Records to use →
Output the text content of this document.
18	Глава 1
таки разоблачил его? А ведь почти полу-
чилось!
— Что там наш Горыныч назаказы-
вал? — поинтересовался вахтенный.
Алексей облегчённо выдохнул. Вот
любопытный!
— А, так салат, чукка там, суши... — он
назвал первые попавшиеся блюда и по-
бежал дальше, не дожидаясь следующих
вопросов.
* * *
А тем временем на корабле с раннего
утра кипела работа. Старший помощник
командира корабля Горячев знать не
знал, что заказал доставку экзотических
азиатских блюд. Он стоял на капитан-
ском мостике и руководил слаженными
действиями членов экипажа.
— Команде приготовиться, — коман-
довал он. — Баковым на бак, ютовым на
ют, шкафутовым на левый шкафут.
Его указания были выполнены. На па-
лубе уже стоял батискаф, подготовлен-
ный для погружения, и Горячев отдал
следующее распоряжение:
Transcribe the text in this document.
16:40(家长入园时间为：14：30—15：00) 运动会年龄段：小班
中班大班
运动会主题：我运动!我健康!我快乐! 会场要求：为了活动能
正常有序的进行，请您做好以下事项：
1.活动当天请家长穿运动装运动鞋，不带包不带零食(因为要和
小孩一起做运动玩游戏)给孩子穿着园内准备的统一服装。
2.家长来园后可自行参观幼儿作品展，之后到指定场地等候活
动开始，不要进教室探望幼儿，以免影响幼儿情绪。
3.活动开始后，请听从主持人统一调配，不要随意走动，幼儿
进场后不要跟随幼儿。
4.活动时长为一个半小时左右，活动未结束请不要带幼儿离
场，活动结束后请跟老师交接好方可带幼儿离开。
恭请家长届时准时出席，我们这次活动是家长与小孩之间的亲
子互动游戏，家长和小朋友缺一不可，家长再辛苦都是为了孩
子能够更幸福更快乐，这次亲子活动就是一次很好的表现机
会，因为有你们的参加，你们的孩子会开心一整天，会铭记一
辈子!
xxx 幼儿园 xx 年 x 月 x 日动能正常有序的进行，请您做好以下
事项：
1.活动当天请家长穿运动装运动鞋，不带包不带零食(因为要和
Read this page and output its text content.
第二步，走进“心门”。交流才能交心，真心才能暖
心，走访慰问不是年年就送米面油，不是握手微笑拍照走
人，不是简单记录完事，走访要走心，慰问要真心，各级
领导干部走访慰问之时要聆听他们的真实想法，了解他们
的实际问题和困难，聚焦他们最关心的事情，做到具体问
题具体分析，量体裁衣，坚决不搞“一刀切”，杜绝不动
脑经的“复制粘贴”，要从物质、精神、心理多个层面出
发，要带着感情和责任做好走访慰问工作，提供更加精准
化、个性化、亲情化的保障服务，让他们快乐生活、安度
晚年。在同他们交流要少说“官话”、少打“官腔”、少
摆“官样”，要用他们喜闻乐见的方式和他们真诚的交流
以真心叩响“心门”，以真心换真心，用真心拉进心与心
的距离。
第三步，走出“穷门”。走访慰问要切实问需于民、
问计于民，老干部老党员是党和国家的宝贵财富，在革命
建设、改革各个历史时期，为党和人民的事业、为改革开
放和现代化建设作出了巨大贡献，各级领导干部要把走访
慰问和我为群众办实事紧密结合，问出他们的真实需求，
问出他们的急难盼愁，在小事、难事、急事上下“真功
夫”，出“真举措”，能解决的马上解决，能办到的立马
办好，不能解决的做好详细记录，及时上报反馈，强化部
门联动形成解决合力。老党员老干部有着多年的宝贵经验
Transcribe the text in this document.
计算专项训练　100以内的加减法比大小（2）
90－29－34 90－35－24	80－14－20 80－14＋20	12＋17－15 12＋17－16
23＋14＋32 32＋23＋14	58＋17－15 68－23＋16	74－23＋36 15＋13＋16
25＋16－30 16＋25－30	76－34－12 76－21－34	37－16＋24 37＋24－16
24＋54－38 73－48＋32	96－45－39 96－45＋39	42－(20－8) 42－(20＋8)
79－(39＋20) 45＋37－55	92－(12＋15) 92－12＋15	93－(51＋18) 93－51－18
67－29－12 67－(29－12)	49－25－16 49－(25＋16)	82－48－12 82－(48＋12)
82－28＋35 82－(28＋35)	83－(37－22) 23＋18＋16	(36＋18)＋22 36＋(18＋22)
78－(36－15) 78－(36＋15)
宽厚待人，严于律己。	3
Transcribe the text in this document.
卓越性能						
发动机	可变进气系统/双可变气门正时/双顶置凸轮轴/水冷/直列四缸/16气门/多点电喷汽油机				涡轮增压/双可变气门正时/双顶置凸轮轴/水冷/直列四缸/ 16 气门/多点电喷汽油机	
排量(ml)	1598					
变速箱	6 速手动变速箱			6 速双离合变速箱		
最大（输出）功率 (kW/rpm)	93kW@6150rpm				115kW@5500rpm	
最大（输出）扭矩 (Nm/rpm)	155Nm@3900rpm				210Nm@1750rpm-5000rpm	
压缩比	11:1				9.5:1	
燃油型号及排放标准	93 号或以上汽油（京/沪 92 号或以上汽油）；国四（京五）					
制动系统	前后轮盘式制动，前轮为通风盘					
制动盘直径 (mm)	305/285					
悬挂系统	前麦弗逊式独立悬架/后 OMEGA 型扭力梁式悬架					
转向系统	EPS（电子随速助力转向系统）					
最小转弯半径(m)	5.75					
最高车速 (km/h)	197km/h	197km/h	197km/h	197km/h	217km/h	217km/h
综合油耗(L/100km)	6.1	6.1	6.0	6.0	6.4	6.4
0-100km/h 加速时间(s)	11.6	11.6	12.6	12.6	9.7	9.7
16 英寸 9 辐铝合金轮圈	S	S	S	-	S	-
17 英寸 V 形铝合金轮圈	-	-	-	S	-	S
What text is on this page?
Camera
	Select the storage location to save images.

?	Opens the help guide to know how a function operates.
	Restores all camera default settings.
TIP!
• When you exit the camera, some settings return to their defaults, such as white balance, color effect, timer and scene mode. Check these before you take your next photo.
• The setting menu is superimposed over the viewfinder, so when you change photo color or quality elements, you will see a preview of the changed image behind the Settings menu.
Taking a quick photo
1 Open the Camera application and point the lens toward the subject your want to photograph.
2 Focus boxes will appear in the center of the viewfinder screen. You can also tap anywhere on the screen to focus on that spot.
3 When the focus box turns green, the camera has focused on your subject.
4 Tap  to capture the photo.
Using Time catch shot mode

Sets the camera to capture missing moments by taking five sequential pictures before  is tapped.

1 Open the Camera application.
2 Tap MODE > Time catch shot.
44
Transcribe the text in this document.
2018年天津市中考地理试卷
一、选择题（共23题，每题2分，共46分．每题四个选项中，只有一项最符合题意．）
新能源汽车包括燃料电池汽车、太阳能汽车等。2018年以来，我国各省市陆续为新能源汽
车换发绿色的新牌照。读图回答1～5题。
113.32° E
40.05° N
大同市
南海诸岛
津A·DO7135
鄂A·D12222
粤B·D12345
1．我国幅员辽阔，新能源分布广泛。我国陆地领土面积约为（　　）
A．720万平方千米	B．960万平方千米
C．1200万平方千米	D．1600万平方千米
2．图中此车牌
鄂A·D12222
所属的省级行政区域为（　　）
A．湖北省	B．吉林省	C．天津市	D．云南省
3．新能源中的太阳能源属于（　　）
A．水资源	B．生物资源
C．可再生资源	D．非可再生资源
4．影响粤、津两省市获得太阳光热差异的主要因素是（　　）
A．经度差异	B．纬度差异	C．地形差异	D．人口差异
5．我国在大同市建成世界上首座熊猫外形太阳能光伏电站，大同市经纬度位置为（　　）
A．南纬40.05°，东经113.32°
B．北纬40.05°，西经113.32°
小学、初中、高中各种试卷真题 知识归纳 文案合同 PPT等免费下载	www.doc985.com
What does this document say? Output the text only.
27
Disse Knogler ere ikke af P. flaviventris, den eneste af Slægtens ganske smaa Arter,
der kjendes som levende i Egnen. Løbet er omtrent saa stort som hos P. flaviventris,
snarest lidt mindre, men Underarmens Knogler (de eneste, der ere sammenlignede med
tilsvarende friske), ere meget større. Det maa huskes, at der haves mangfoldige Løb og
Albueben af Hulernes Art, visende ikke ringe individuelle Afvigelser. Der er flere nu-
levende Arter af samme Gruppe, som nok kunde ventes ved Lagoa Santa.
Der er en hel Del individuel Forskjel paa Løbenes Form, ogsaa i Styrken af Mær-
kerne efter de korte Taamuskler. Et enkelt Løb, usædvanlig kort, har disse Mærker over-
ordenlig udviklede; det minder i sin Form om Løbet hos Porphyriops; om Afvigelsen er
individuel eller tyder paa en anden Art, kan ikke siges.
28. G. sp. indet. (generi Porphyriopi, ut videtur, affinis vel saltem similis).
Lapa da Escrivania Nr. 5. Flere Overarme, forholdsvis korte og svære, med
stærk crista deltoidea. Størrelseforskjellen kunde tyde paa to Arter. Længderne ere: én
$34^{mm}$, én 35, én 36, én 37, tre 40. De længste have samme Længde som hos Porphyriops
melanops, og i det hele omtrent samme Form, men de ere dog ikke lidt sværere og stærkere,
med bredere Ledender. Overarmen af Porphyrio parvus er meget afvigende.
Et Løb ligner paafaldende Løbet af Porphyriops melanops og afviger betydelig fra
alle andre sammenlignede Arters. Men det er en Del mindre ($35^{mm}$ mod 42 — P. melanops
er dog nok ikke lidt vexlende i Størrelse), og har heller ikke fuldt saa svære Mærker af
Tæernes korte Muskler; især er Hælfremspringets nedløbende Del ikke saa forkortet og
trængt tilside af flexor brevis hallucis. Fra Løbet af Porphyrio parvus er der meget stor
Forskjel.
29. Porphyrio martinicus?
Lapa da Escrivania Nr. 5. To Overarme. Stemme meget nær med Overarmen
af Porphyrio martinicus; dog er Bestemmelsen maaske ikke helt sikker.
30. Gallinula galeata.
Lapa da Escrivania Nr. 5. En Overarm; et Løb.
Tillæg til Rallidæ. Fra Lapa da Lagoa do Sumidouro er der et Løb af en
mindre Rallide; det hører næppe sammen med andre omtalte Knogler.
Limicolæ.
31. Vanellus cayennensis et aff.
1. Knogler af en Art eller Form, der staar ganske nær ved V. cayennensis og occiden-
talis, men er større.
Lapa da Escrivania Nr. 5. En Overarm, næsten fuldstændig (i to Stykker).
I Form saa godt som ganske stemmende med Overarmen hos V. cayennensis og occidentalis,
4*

Stated task →
For the data above, state how many lines contain "omtrent"; the number is the whole answer.

Finished task →
2